▶ PROBLEM STATEMENT
The data must be returned in full and exactly as given.
--- RECORDS TO USE ---
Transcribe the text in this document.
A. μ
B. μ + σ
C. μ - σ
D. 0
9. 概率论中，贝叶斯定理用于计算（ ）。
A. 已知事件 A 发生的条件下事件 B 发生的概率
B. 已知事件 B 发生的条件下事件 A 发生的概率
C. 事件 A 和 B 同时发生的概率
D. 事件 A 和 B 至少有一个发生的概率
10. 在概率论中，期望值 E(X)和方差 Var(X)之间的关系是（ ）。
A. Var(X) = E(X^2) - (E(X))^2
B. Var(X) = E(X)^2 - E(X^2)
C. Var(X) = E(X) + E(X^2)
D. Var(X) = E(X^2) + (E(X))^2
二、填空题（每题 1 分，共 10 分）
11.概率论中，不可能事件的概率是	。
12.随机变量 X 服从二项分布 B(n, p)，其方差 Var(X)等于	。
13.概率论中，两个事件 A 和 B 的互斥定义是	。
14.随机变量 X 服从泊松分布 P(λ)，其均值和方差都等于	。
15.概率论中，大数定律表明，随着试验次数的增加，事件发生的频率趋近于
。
---
▶ ANSWER TO THIS PROBLEM
Transcribe the text in this document.
A. μ
B. μ + σ
C. μ - σ
D. 0
9. 概率论中，贝叶斯定理用于计算（ ）。
A. 已知事件 A 发生的条件下事件 B 发生的概率
B. 已知事件 B 发生的条件下事件 A 发生的概率
C. 事件 A 和 B 同时发生的概率
D. 事件 A 和 B 至少有一个发生的概率
10. 在概率论中，期望值 E(X)和方差 Var(X)之间的关系是（ ）。
A. Var(X) = E(X^2) - (E(X))^2
B. Var(X) = E(X)^2 - E(X^2)
C. Var(X) = E(X) + E(X^2)
D. Var(X) = E(X^2) + (E(X))^2
二、填空题（每题 1 分，共 10 分）
11.概率论中，不可能事件的概率是	。
12.随机变量 X 服从二项分布 B(n, p)，其方差 Var(X)等于	。
13.概率论中，两个事件 A 和 B 的互斥定义是	。
14.随机变量 X 服从泊松分布 P(λ)，其均值和方差都等于	。
15.概率论中，大数定律表明，随着试验次数的增加，事件发生的频率趋近于
。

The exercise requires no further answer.